TASK OBJECTIVE → Reproduce the records word for word, starting at the first line and ending at the line that contains "calendar-cell: 24 Sunrise: 5:50", with both of those lines included.

Part of a data file
— begin —

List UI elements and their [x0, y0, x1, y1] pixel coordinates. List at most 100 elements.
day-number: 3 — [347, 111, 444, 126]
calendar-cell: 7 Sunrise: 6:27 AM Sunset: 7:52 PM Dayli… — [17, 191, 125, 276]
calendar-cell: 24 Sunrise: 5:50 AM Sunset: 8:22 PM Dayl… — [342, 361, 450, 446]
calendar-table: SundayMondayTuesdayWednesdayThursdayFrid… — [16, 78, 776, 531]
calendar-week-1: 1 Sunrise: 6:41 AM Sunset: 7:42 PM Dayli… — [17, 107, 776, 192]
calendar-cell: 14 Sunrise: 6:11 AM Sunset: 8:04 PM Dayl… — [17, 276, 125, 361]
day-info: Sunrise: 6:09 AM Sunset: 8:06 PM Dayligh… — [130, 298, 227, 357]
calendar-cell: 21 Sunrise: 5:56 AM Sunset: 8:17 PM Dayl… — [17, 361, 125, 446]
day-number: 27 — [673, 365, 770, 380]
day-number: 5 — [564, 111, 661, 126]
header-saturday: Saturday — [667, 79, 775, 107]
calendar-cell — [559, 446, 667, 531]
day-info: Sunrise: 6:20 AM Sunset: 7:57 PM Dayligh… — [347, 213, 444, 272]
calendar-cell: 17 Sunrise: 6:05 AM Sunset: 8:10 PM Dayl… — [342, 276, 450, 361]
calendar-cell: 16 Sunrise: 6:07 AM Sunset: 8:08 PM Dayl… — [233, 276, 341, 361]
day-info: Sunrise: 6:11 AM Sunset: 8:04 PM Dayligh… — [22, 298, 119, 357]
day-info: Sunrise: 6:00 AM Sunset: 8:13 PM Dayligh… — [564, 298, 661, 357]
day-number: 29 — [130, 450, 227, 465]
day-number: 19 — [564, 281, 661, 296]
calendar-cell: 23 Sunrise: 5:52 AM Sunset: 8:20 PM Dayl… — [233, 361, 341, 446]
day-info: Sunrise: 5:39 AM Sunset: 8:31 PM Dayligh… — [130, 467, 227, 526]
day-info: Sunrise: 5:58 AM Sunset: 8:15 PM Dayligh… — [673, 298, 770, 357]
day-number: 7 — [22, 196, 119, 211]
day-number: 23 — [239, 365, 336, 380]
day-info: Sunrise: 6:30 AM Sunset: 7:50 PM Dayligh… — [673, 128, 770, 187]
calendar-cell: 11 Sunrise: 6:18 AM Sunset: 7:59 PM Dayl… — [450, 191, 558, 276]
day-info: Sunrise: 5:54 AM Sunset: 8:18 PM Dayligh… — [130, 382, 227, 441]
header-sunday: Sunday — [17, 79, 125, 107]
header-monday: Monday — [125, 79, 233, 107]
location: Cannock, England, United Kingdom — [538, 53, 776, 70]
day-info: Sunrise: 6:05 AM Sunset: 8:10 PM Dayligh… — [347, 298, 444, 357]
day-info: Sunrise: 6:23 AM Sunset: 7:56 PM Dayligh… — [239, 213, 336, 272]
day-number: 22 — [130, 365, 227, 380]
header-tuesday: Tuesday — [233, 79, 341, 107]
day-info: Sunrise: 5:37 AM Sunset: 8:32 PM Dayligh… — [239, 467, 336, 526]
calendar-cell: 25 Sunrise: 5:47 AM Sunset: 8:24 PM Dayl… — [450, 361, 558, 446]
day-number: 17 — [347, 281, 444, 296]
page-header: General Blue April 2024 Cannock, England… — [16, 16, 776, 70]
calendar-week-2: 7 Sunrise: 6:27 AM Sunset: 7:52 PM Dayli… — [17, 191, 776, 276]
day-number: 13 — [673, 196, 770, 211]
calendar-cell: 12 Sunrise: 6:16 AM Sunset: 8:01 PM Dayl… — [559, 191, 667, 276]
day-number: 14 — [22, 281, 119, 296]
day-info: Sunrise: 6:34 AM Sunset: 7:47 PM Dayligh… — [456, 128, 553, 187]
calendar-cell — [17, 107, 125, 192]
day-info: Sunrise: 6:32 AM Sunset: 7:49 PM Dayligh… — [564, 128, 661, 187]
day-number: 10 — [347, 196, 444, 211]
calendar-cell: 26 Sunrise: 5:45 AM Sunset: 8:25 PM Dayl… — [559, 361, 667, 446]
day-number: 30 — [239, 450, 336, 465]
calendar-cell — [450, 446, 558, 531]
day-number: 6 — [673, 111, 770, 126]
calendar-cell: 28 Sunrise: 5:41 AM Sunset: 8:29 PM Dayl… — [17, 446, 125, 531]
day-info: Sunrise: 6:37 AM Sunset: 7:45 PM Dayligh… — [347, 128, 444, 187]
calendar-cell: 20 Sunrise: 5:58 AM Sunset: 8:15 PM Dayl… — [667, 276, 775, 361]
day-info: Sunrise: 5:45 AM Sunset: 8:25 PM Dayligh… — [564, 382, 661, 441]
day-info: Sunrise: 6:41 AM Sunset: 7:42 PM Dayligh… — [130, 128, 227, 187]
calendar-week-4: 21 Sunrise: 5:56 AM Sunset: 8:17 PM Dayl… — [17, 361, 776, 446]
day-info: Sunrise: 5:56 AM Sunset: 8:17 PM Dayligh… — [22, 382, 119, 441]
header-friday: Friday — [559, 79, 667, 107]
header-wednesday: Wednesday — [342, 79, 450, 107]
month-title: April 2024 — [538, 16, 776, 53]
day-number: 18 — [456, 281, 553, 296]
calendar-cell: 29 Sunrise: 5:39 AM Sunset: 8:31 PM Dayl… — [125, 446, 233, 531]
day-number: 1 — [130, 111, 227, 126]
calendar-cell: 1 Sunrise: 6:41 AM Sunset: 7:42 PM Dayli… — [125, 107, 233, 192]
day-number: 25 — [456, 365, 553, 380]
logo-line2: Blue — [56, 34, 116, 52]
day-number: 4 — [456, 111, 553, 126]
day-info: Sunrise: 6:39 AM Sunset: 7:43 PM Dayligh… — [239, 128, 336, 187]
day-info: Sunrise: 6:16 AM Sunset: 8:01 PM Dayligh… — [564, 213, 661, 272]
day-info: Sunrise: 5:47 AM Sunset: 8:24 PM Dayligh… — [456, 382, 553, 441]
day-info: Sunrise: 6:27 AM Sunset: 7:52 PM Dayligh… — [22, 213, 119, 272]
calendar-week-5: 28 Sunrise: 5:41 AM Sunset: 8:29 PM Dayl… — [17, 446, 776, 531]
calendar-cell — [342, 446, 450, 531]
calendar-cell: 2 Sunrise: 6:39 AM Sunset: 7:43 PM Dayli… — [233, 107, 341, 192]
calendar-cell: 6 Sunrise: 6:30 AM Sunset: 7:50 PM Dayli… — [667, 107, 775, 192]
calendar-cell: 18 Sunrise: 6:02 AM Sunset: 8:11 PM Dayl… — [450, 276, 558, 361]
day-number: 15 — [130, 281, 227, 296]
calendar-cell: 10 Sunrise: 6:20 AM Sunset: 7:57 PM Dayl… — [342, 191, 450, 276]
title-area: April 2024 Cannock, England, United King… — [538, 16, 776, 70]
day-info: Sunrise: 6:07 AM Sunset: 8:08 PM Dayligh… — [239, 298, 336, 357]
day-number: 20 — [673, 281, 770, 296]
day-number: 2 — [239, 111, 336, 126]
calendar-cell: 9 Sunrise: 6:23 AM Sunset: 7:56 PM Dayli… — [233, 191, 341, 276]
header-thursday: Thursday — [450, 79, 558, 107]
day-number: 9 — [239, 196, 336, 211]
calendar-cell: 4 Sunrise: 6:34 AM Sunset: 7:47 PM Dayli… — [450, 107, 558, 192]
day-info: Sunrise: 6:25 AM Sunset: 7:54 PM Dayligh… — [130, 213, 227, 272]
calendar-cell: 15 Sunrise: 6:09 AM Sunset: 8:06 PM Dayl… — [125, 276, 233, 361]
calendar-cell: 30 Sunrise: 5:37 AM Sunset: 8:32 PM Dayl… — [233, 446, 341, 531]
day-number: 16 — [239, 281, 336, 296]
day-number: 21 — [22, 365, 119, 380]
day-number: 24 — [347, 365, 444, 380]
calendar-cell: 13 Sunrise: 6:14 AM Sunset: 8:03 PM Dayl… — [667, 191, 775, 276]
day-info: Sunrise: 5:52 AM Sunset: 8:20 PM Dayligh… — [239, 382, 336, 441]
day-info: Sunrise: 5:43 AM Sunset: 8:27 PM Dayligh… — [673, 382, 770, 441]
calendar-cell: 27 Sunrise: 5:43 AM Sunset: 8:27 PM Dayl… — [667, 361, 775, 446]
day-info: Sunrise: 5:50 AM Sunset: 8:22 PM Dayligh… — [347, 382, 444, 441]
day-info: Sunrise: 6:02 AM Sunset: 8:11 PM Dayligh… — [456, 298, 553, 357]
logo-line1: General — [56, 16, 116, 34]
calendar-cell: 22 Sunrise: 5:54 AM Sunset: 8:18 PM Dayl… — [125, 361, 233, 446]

— end —

CORRECT OUTPUT →
List UI elements and their [x0, y0, x1, y1] pixel coordinates. List at most 100 elements.
day-number: 3 — [347, 111, 444, 126]
calendar-cell: 7 Sunrise: 6:27 AM Sunset: 7:52 PM Dayli… — [17, 191, 125, 276]
calendar-cell: 24 Sunrise: 5:50 AM Sunset: 8:22 PM Dayl… — [342, 361, 450, 446]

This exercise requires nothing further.